• EXERCISE INPUTS:
◇ ◇ ◇ ◇ ◇ ◇ ◇
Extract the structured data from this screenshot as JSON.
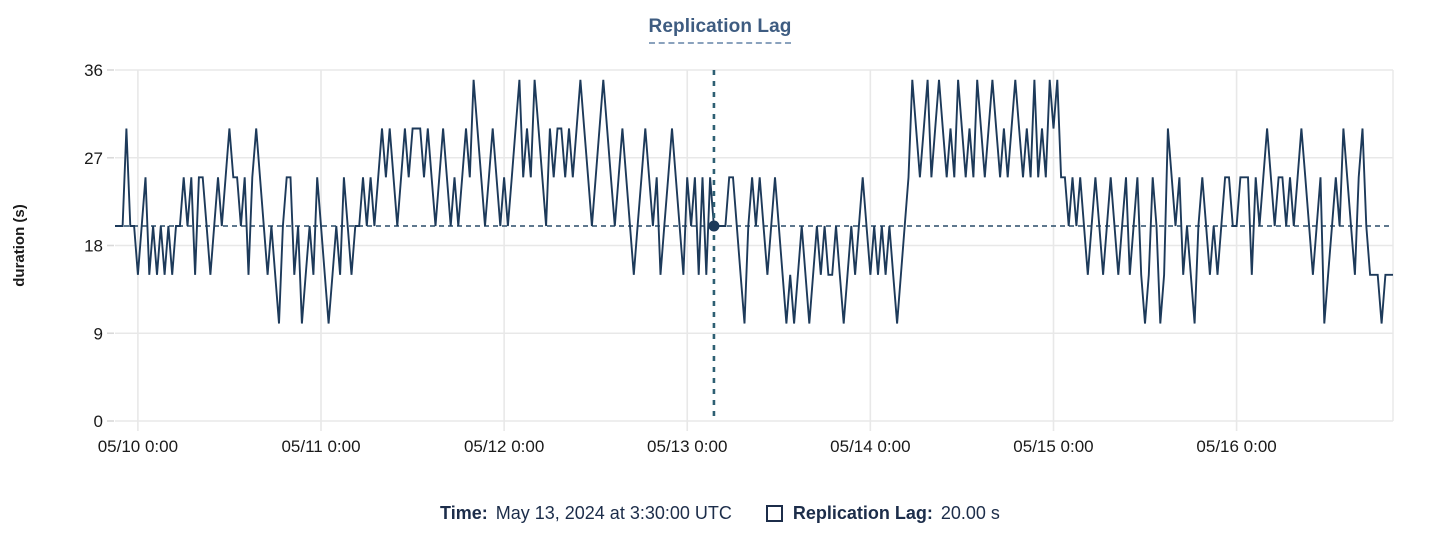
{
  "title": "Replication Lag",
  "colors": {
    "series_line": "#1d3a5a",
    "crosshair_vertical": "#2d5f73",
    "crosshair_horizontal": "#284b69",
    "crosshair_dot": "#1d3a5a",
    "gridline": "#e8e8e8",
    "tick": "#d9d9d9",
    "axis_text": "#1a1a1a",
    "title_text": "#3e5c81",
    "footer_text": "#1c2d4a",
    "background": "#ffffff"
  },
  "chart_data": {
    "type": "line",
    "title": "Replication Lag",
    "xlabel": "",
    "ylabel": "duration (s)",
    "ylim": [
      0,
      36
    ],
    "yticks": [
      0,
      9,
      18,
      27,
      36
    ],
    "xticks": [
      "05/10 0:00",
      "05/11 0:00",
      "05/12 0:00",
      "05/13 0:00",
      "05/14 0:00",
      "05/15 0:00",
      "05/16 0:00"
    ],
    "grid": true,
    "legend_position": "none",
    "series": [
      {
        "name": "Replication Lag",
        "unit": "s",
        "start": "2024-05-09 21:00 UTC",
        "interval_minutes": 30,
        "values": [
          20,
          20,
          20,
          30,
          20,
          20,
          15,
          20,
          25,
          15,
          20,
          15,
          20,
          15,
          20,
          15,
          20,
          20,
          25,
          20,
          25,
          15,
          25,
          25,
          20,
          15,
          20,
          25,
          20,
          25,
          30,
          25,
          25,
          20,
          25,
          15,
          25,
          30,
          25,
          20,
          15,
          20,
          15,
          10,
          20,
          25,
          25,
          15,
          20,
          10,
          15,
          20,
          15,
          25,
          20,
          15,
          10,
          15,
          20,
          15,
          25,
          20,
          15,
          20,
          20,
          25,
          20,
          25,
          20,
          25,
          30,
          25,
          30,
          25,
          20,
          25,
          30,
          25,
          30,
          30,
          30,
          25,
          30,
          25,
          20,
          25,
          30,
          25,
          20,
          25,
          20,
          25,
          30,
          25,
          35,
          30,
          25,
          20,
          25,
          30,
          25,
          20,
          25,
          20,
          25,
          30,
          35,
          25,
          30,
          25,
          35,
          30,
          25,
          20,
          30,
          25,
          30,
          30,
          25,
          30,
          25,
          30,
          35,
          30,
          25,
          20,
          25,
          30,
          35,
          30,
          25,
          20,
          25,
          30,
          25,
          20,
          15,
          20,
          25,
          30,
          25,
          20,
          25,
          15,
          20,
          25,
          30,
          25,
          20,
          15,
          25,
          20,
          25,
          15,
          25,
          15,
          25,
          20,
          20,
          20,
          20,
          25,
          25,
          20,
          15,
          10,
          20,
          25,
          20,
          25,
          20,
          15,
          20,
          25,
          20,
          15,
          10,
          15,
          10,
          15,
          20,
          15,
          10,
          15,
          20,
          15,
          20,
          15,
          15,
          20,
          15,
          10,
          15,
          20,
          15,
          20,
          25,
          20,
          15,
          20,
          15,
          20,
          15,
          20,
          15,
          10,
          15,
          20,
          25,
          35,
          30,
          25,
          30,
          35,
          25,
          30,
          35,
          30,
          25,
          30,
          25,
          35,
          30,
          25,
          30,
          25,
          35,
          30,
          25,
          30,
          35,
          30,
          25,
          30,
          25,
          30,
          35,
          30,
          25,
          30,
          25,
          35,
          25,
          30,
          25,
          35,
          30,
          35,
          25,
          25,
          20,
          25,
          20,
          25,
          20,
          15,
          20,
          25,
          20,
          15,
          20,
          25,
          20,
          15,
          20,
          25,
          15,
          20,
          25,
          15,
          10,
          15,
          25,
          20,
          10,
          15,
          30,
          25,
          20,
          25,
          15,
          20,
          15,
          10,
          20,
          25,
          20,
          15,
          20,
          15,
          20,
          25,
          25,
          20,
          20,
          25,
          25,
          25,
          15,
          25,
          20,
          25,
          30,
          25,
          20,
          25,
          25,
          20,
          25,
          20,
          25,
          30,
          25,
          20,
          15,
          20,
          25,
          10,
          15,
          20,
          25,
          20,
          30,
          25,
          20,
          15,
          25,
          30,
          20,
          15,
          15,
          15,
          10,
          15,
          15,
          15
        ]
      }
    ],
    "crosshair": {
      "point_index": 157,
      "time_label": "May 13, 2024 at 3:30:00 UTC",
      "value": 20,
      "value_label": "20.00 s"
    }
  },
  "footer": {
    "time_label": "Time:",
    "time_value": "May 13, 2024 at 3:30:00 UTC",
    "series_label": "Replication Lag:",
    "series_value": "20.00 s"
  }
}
◇ ◇ ◇ ◇ ◇ ◇ ◇
• STATED GOAL:
Quote the entries above word for word. Leave the images out.

• WRITTEN SOLUTION:
Extract the structured data from this screenshot as JSON.
{
  "title": "Replication Lag",
  "colors": {
    "series_line": "#1d3a5a",
    "crosshair_vertical": "#2d5f73",
    "crosshair_horizontal": "#284b69",
    "crosshair_dot": "#1d3a5a",
    "gridline": "#e8e8e8",
    "tick": "#d9d9d9",
    "axis_text": "#1a1a1a",
    "title_text": "#3e5c81",
    "footer_text": "#1c2d4a",
    "background": "#ffffff"
  },
  "chart_data": {
    "type": "line",
    "title": "Replication Lag",
    "xlabel": "",
    "ylabel": "duration (s)",
    "ylim": [
      0,
      36
    ],
    "yticks": [
      0,
      9,
      18,
      27,
      36
    ],
    "xticks": [
      "05/10 0:00",
      "05/11 0:00",
      "05/12 0:00",
      "05/13 0:00",
      "05/14 0:00",
      "05/15 0:00",
      "05/16 0:00"
    ],
    "grid": true,
    "legend_position": "none",
    "series": [
      {
        "name": "Replication Lag",
        "unit": "s",
        "start": "2024-05-09 21:00 UTC",
        "interval_minutes": 30,
        "values": [
          20,
          20,
          20,
          30,
          20,
          20,
          15,
          20,
          25,
          15,
          20,
          15,
          20,
          15,
          20,
          15,
          20,
          20,
          25,
          20,
          25,
          15,
          25,
          25,
          20,
          15,
          20,
          25,
          20,
          25,
          30,
          25,
          25,
          20,
          25,
          15,
          25,
          30,
          25,
          20,
          15,
          20,
          15,
          10,
          20,
          25,
          25,
          15,
          20,
          10,
          15,
          20,
          15,
          25,
          20,
          15,
          10,
          15,
          20,
          15,
          25,
          20,
          15,
          20,
          20,
          25,
          20,
          25,
          20,
          25,
          30,
          25,
          30,
          25,
          20,
          25,
          30,
          25,
          30,
          30,
          30,
          25,
          30,
          25,
          20,
          25,
          30,
          25,
          20,
          25,
          20,
          25,
          30,
          25,
          35,
          30,
          25,
          20,
          25,
          30,
          25,
          20,
          25,
          20,
          25,
          30,
          35,
          25,
          30,
          25,
          35,
          30,
          25,
          20,
          30,
          25,
          30,
          30,
          25,
          30,
          25,
          30,
          35,
          30,
          25,
          20,
          25,
          30,
          35,
          30,
          25,
          20,
          25,
          30,
          25,
          20,
          15,
          20,
          25,
          30,
          25,
          20,
          25,
          15,
          20,
          25,
          30,
          25,
          20,
          15,
          25,
          20,
          25,
          15,
          25,
          15,
          25,
          20,
          20,
          20,
          20,
          25,
          25,
          20,
          15,
          10,
          20,
          25,
          20,
          25,
          20,
          15,
          20,
          25,
          20,
          15,
          10,
          15,
          10,
          15,
          20,
          15,
          10,
          15,
          20,
          15,
          20,
          15,
          15,
          20,
          15,
          10,
          15,
          20,
          15,
          20,
          25,
          20,
          15,
          20,
          15,
          20,
          15,
          20,
          15,
          10,
          15,
          20,
          25,
          35,
          30,
          25,
          30,
          35,
          25,
          30,
          35,
          30,
          25,
          30,
          25,
          35,
          30,
          25,
          30,
          25,
          35,
          30,
          25,
          30,
          35,
          30,
          25,
          30,
          25,
          30,
          35,
          30,
          25,
          30,
          25,
          35,
          25,
          30,
          25,
          35,
          30,
          35,
          25,
          25,
          20,
          25,
          20,
          25,
          20,
          15,
          20,
          25,
          20,
          15,
          20,
          25,
          20,
          15,
          20,
          25,
          15,
          20,
          25,
          15,
          10,
          15,
          25,
          20,
          10,
          15,
          30,
          25,
          20,
          25,
          15,
          20,
          15,
          10,
          20,
          25,
          20,
          15,
          20,
          15,
          20,
          25,
          25,
          20,
          20,
          25,
          25,
          25,
          15,
          25,
          20,
          25,
          30,
          25,
          20,
          25,
          25,
          20,
          25,
          20,
          25,
          30,
          25,
          20,
          15,
          20,
          25,
          10,
          15,
          20,
          25,
          20,
          30,
          25,
          20,
          15,
          25,
          30,
          20,
          15,
          15,
          15,
          10,
          15,
          15,
          15
        ]
      }
    ],
    "crosshair": {
      "point_index": 157,
      "time_label": "May 13, 2024 at 3:30:00 UTC",
      "value": 20,
      "value_label": "20.00 s"
    }
  },
  "footer": {
    "time_label": "Time:",
    "time_value": "May 13, 2024 at 3:30:00 UTC",
    "series_label": "Replication Lag:",
    "series_value": "20.00 s"
  }
}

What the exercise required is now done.